■ **Task instructions**
All of the material should be reproduced exactly, with pictures left out.

--*--

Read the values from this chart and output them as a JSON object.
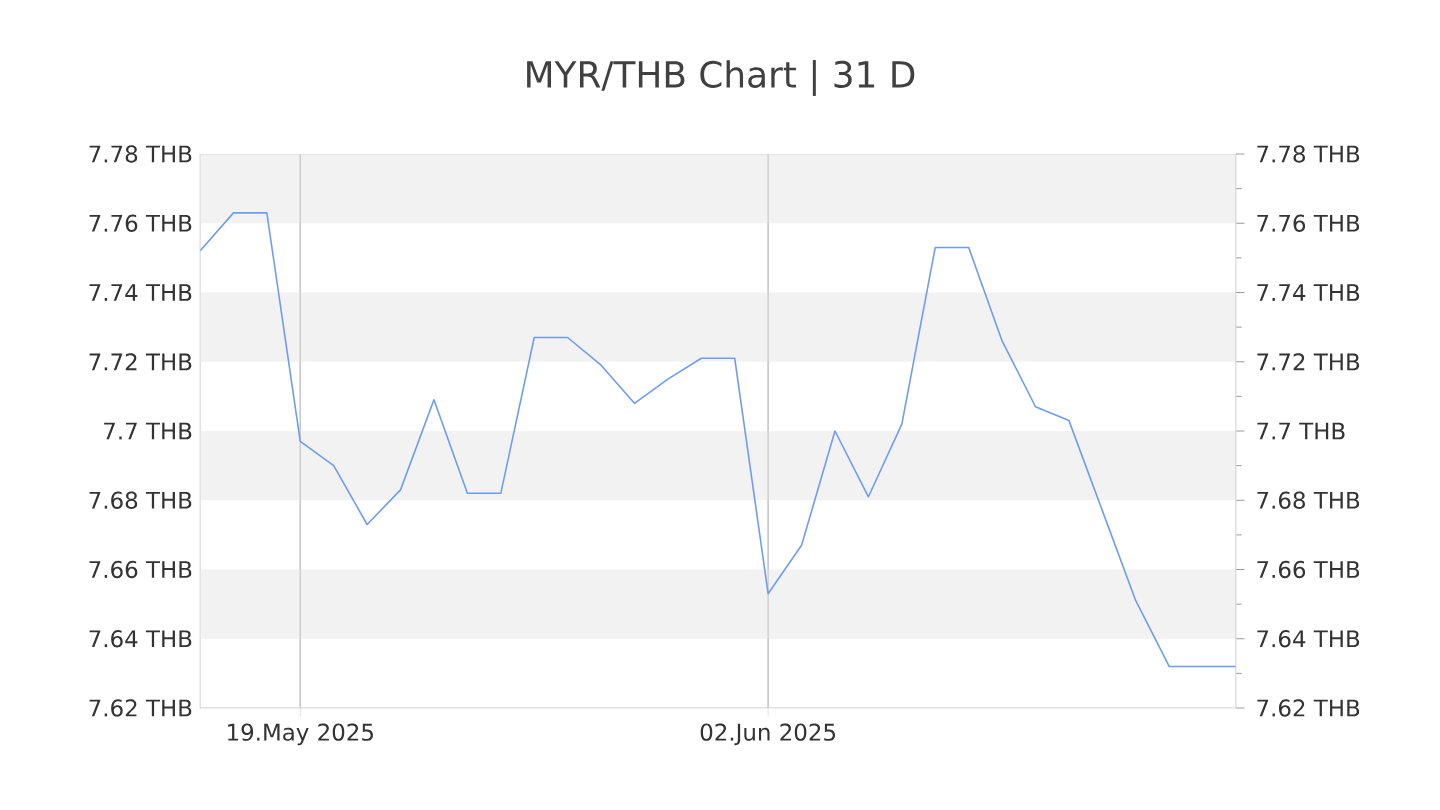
{
  "chart_data": {
    "type": "line",
    "title": "MYR/THB Chart | 31 D",
    "x": [
      "2025-05-16",
      "2025-05-17",
      "2025-05-18",
      "2025-05-19",
      "2025-05-20",
      "2025-05-21",
      "2025-05-22",
      "2025-05-23",
      "2025-05-24",
      "2025-05-25",
      "2025-05-26",
      "2025-05-27",
      "2025-05-28",
      "2025-05-29",
      "2025-05-30",
      "2025-05-31",
      "2025-06-01",
      "2025-06-02",
      "2025-06-03",
      "2025-06-04",
      "2025-06-05",
      "2025-06-06",
      "2025-06-07",
      "2025-06-08",
      "2025-06-09",
      "2025-06-10",
      "2025-06-11",
      "2025-06-12",
      "2025-06-13",
      "2025-06-14",
      "2025-06-15",
      "2025-06-16"
    ],
    "series": [
      {
        "color": "#6f9cf0",
        "values": [
          7.752,
          7.763,
          7.763,
          7.697,
          7.69,
          7.673,
          7.683,
          7.709,
          7.682,
          7.682,
          7.727,
          7.727,
          7.719,
          7.708,
          7.715,
          7.721,
          7.721,
          7.653,
          7.667,
          7.7,
          7.681,
          7.702,
          7.753,
          7.753,
          7.726,
          7.707,
          7.703,
          7.677,
          7.651,
          7.632,
          7.632,
          7.632
        ]
      }
    ],
    "xlim": [
      "2025-05-16",
      "2025-06-16"
    ],
    "xticks": [
      {
        "value": "2025-05-19",
        "label": "19.May 2025"
      },
      {
        "value": "2025-06-02",
        "label": "02.Jun 2025"
      }
    ],
    "ylim": [
      7.62,
      7.78
    ],
    "yticks": [
      {
        "value": 7.62,
        "label": "7.62 THB"
      },
      {
        "value": 7.64,
        "label": "7.64 THB"
      },
      {
        "value": 7.66,
        "label": "7.66 THB"
      },
      {
        "value": 7.68,
        "label": "7.68 THB"
      },
      {
        "value": 7.7,
        "label": "7.7 THB"
      },
      {
        "value": 7.72,
        "label": "7.72 THB"
      },
      {
        "value": 7.74,
        "label": "7.74 THB"
      },
      {
        "value": 7.76,
        "label": "7.76 THB"
      },
      {
        "value": 7.78,
        "label": "7.78 THB"
      }
    ],
    "y2lim": [
      7.62,
      7.78
    ],
    "y2ticks": [
      {
        "value": 7.62,
        "label": "7.62 THB"
      },
      {
        "value": 7.64,
        "label": "7.64 THB"
      },
      {
        "value": 7.66,
        "label": "7.66 THB"
      },
      {
        "value": 7.68,
        "label": "7.68 THB"
      },
      {
        "value": 7.7,
        "label": "7.7 THB"
      },
      {
        "value": 7.72,
        "label": "7.72 THB"
      },
      {
        "value": 7.74,
        "label": "7.74 THB"
      },
      {
        "value": 7.76,
        "label": "7.76 THB"
      },
      {
        "value": 7.78,
        "label": "7.78 THB"
      }
    ],
    "grid": true,
    "legend": false,
    "marker": "none",
    "line_style": "solid"
  }
}
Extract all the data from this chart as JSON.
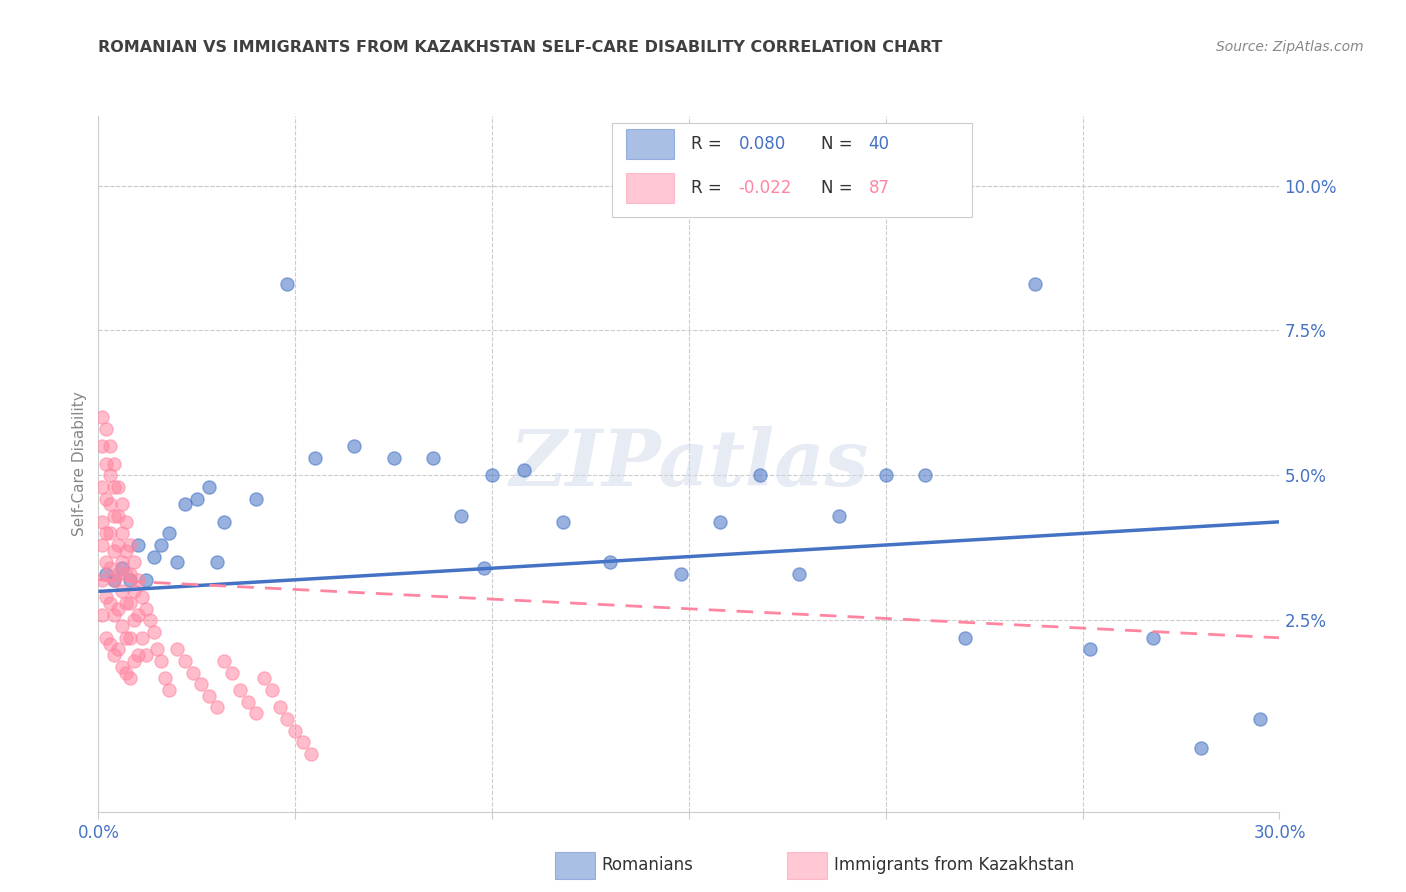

--*--

■ **Output**
Read the values from this chart and output them as a JSON object.
{
  "chart_data": {
    "type": "line",
    "title": "MYR/THB Chart | 31 D",
    "x": [
      "2025-05-16",
      "2025-05-17",
      "2025-05-18",
      "2025-05-19",
      "2025-05-20",
      "2025-05-21",
      "2025-05-22",
      "2025-05-23",
      "2025-05-24",
      "2025-05-25",
      "2025-05-26",
      "2025-05-27",
      "2025-05-28",
      "2025-05-29",
      "2025-05-30",
      "2025-05-31",
      "2025-06-01",
      "2025-06-02",
      "2025-06-03",
      "2025-06-04",
      "2025-06-05",
      "2025-06-06",
      "2025-06-07",
      "2025-06-08",
      "2025-06-09",
      "2025-06-10",
      "2025-06-11",
      "2025-06-12",
      "2025-06-13",
      "2025-06-14",
      "2025-06-15",
      "2025-06-16"
    ],
    "series": [
      {
        "color": "#6f9cf0",
        "values": [
          7.752,
          7.763,
          7.763,
          7.697,
          7.69,
          7.673,
          7.683,
          7.709,
          7.682,
          7.682,
          7.727,
          7.727,
          7.719,
          7.708,
          7.715,
          7.721,
          7.721,
          7.653,
          7.667,
          7.7,
          7.681,
          7.702,
          7.753,
          7.753,
          7.726,
          7.707,
          7.703,
          7.677,
          7.651,
          7.632,
          7.632,
          7.632
        ]
      }
    ],
    "xlim": [
      "2025-05-16",
      "2025-06-16"
    ],
    "xticks": [
      {
        "value": "2025-05-19",
        "label": "19.May 2025"
      },
      {
        "value": "2025-06-02",
        "label": "02.Jun 2025"
      }
    ],
    "ylim": [
      7.62,
      7.78
    ],
    "yticks": [
      {
        "value": 7.62,
        "label": "7.62 THB"
      },
      {
        "value": 7.64,
        "label": "7.64 THB"
      },
      {
        "value": 7.66,
        "label": "7.66 THB"
      },
      {
        "value": 7.68,
        "label": "7.68 THB"
      },
      {
        "value": 7.7,
        "label": "7.7 THB"
      },
      {
        "value": 7.72,
        "label": "7.72 THB"
      },
      {
        "value": 7.74,
        "label": "7.74 THB"
      },
      {
        "value": 7.76,
        "label": "7.76 THB"
      },
      {
        "value": 7.78,
        "label": "7.78 THB"
      }
    ],
    "y2lim": [
      7.62,
      7.78
    ],
    "y2ticks": [
      {
        "value": 7.62,
        "label": "7.62 THB"
      },
      {
        "value": 7.64,
        "label": "7.64 THB"
      },
      {
        "value": 7.66,
        "label": "7.66 THB"
      },
      {
        "value": 7.68,
        "label": "7.68 THB"
      },
      {
        "value": 7.7,
        "label": "7.7 THB"
      },
      {
        "value": 7.72,
        "label": "7.72 THB"
      },
      {
        "value": 7.74,
        "label": "7.74 THB"
      },
      {
        "value": 7.76,
        "label": "7.76 THB"
      },
      {
        "value": 7.78,
        "label": "7.78 THB"
      }
    ],
    "grid": true,
    "legend": false,
    "marker": "none",
    "line_style": "solid"
  }
}
Extract all the data from this chart as JSON.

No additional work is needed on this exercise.